▶ _WHAT IS ASKED_
Copy out each line of the material below with no changes.

## begin TASK DATA

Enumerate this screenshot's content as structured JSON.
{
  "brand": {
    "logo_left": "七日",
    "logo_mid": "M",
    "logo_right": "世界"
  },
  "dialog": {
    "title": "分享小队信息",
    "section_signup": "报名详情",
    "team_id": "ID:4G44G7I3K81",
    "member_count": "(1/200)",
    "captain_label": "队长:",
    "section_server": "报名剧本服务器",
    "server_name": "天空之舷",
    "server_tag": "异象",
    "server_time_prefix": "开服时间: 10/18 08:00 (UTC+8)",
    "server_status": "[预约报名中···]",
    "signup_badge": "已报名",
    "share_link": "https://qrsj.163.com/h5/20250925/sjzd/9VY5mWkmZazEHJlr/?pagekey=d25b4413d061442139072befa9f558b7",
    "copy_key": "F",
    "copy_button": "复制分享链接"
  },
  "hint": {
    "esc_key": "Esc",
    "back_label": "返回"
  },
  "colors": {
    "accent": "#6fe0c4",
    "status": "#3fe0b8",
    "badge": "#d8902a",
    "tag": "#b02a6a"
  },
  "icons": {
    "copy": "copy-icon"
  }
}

## end TASK DATA

▶ _EXERCISE RESULT_
Enumerate this screenshot's content as structured JSON.
{
  "brand": {
    "logo_left": "七日",
    "logo_mid": "M",
    "logo_right": "世界"
  },
  "dialog": {
    "title": "分享小队信息",
    "section_signup": "报名详情",
    "team_id": "ID:4G44G7I3K81",
    "member_count": "(1/200)",
    "captain_label": "队长:",
    "section_server": "报名剧本服务器",
    "server_name": "天空之舷",
    "server_tag": "异象",
    "server_time_prefix": "开服时间: 10/18 08:00 (UTC+8)",
    "server_status": "[预约报名中···]",
    "signup_badge": "已报名",
    "share_link": "https://qrsj.163.com/h5/20250925/sjzd/9VY5mWkmZazEHJlr/?pagekey=d25b4413d061442139072befa9f558b7",
    "copy_key": "F",
    "copy_button": "复制分享链接"
  },
  "hint": {
    "esc_key": "Esc",
    "back_label": "返回"
  },
  "colors": {
    "accent": "#6fe0c4",
    "status": "#3fe0b8",
    "badge": "#d8902a",
    "tag": "#b02a6a"
  },
  "icons": {
    "copy": "copy-icon"
  }
}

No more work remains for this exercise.